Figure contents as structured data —
════════════════

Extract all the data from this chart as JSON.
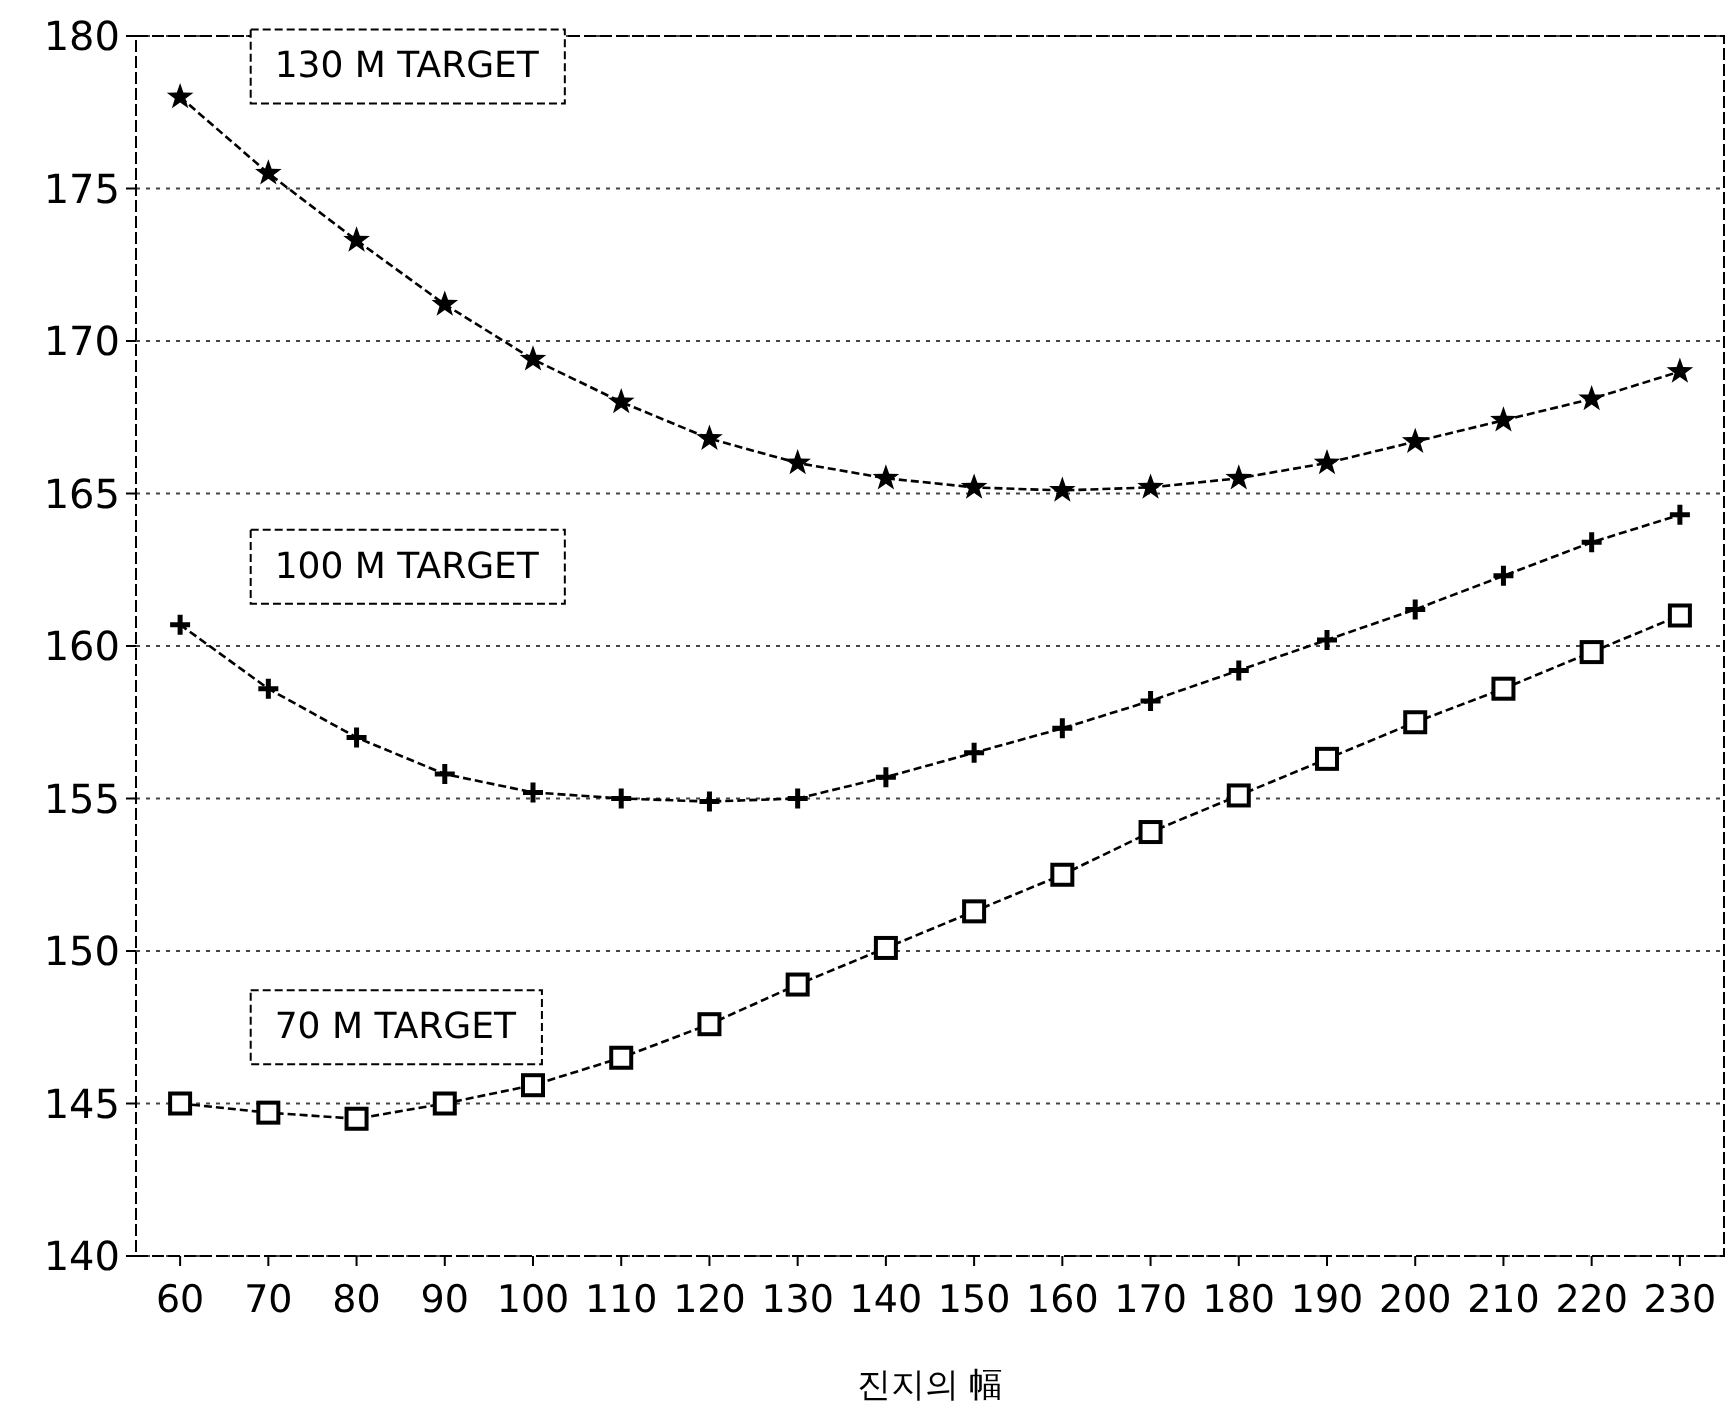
{
  "chart_data": {
    "type": "line",
    "xlabel": "진지의 幅",
    "categories": [
      "60",
      "70",
      "80",
      "90",
      "100",
      "110",
      "120",
      "130",
      "140",
      "150",
      "160",
      "170",
      "180",
      "190",
      "200",
      "210",
      "220",
      "230"
    ],
    "series": [
      {
        "name": "130 M TARGET",
        "color": "#000000",
        "marker": "star",
        "values": [
          178.0,
          175.5,
          173.3,
          171.2,
          169.4,
          168.0,
          166.8,
          166.0,
          165.5,
          165.2,
          165.1,
          165.2,
          165.5,
          166.0,
          166.7,
          167.4,
          168.1,
          169.0
        ]
      },
      {
        "name": "100 M TARGET",
        "color": "#000000",
        "marker": "cross",
        "values": [
          160.7,
          158.6,
          157.0,
          155.8,
          155.2,
          155.0,
          154.9,
          155.0,
          155.7,
          156.5,
          157.3,
          158.2,
          159.2,
          160.2,
          161.2,
          162.3,
          163.4,
          164.3
        ]
      },
      {
        "name": "70 M TARGET",
        "color": "#000000",
        "marker": "square",
        "values": [
          145.0,
          144.7,
          144.5,
          145.0,
          145.6,
          146.5,
          147.6,
          148.9,
          150.1,
          151.3,
          152.5,
          153.9,
          155.1,
          156.3,
          157.5,
          158.6,
          159.8,
          161.0
        ]
      }
    ],
    "ylim": [
      140,
      180
    ],
    "yticks": [
      140,
      145,
      150,
      155,
      160,
      165,
      170,
      175,
      180
    ],
    "grid": "y",
    "line_style": "dashed"
  }
}
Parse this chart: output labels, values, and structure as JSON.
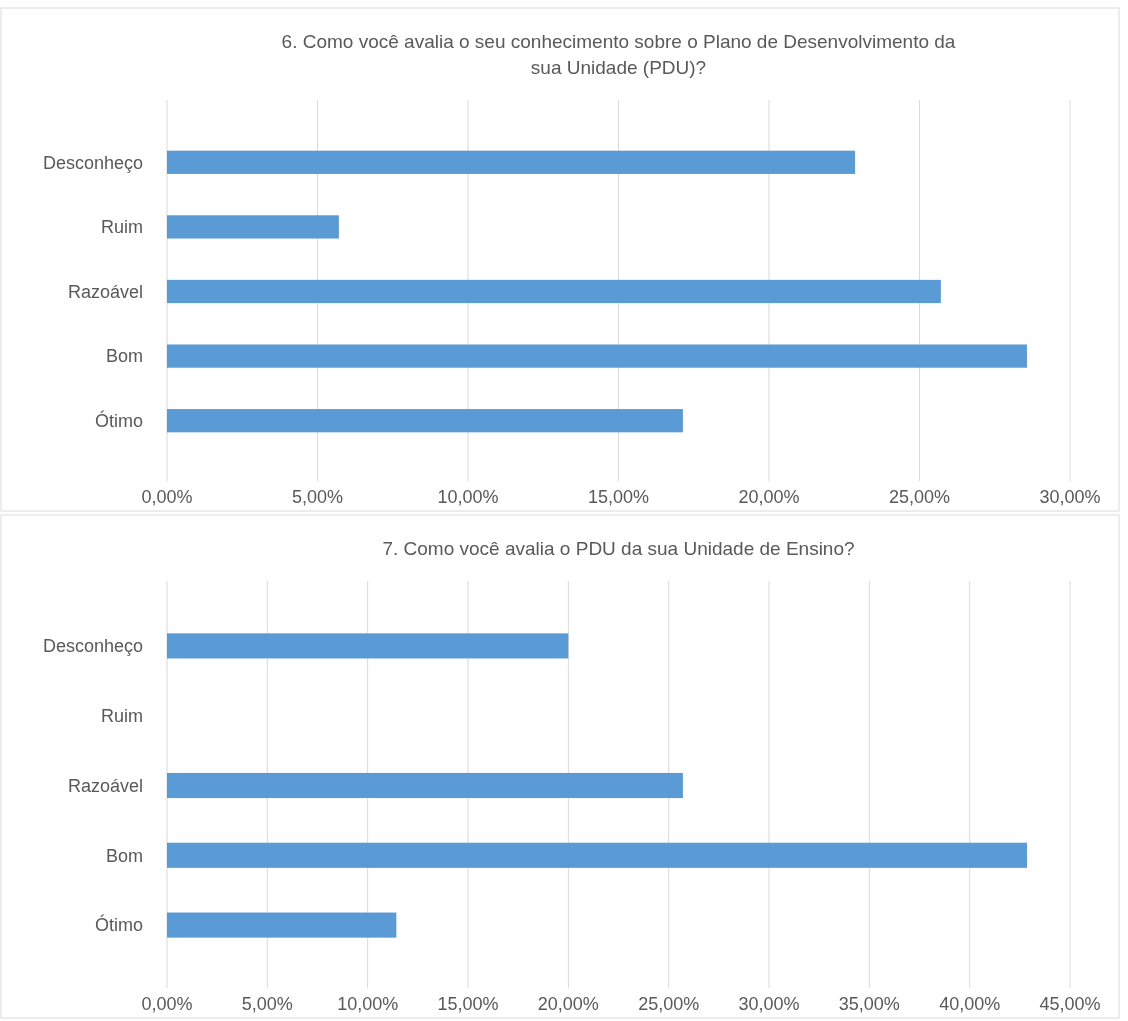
{
  "chart_data": [
    {
      "type": "bar",
      "orientation": "horizontal",
      "title": "6. Como você avalia o seu conhecimento sobre o Plano de Desenvolvimento da sua Unidade (PDU)?",
      "categories": [
        "Desconheço",
        "Ruim",
        "Razoável",
        "Bom",
        "Ótimo"
      ],
      "values": [
        22.86,
        5.71,
        25.71,
        28.57,
        17.14
      ],
      "color": "#5b9bd5",
      "xlim": [
        0,
        30
      ],
      "xticks": [
        {
          "value": 0,
          "label": "0,00%"
        },
        {
          "value": 5,
          "label": "5,00%"
        },
        {
          "value": 10,
          "label": "10,00%"
        },
        {
          "value": 15,
          "label": "15,00%"
        },
        {
          "value": 20,
          "label": "20,00%"
        },
        {
          "value": 25,
          "label": "25,00%"
        },
        {
          "value": 30,
          "label": "30,00%"
        }
      ],
      "grid": "x"
    },
    {
      "type": "bar",
      "orientation": "horizontal",
      "title": "7. Como você avalia o PDU da sua Unidade de Ensino?",
      "categories": [
        "Desconheço",
        "Ruim",
        "Razoável",
        "Bom",
        "Ótimo"
      ],
      "values": [
        20.0,
        0,
        25.71,
        42.86,
        11.43
      ],
      "color": "#5b9bd5",
      "xlim": [
        0,
        45
      ],
      "xticks": [
        {
          "value": 0,
          "label": "0,00%"
        },
        {
          "value": 5,
          "label": "5,00%"
        },
        {
          "value": 10,
          "label": "10,00%"
        },
        {
          "value": 15,
          "label": "15,00%"
        },
        {
          "value": 20,
          "label": "20,00%"
        },
        {
          "value": 25,
          "label": "25,00%"
        },
        {
          "value": 30,
          "label": "30,00%"
        },
        {
          "value": 35,
          "label": "35,00%"
        },
        {
          "value": 40,
          "label": "40,00%"
        },
        {
          "value": 45,
          "label": "45,00%"
        }
      ],
      "grid": "x"
    }
  ]
}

════════════════

What needs to be done — Identify every line holding the word "Unidade" and copy it out.

Task response —
      "title": "6. Como você avalia o seu conhecimento sobre o Plano de Desenvolvimento da sua Unidade (PDU)?",
      "title": "7. Como você avalia o PDU da sua Unidade de Ensino?",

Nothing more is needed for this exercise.